⟨

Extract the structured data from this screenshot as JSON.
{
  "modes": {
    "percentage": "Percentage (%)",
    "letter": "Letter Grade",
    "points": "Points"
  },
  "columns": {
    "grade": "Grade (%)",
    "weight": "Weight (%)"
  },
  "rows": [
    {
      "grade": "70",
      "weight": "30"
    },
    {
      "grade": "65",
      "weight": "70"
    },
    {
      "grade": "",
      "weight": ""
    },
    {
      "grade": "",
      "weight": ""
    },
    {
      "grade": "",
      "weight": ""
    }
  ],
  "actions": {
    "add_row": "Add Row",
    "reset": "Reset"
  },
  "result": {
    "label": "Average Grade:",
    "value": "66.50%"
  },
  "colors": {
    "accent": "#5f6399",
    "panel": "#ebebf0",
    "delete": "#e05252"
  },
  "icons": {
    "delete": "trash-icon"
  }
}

⟩

WRITTEN PROBLEM
Give the data again, exactly as it stands.

OUTPUT BELOW
Extract the structured data from this screenshot as JSON.
{
  "modes": {
    "percentage": "Percentage (%)",
    "letter": "Letter Grade",
    "points": "Points"
  },
  "columns": {
    "grade": "Grade (%)",
    "weight": "Weight (%)"
  },
  "rows": [
    {
      "grade": "70",
      "weight": "30"
    },
    {
      "grade": "65",
      "weight": "70"
    },
    {
      "grade": "",
      "weight": ""
    },
    {
      "grade": "",
      "weight": ""
    },
    {
      "grade": "",
      "weight": ""
    }
  ],
  "actions": {
    "add_row": "Add Row",
    "reset": "Reset"
  },
  "result": {
    "label": "Average Grade:",
    "value": "66.50%"
  },
  "colors": {
    "accent": "#5f6399",
    "panel": "#ebebf0",
    "delete": "#e05252"
  },
  "icons": {
    "delete": "trash-icon"
  }
}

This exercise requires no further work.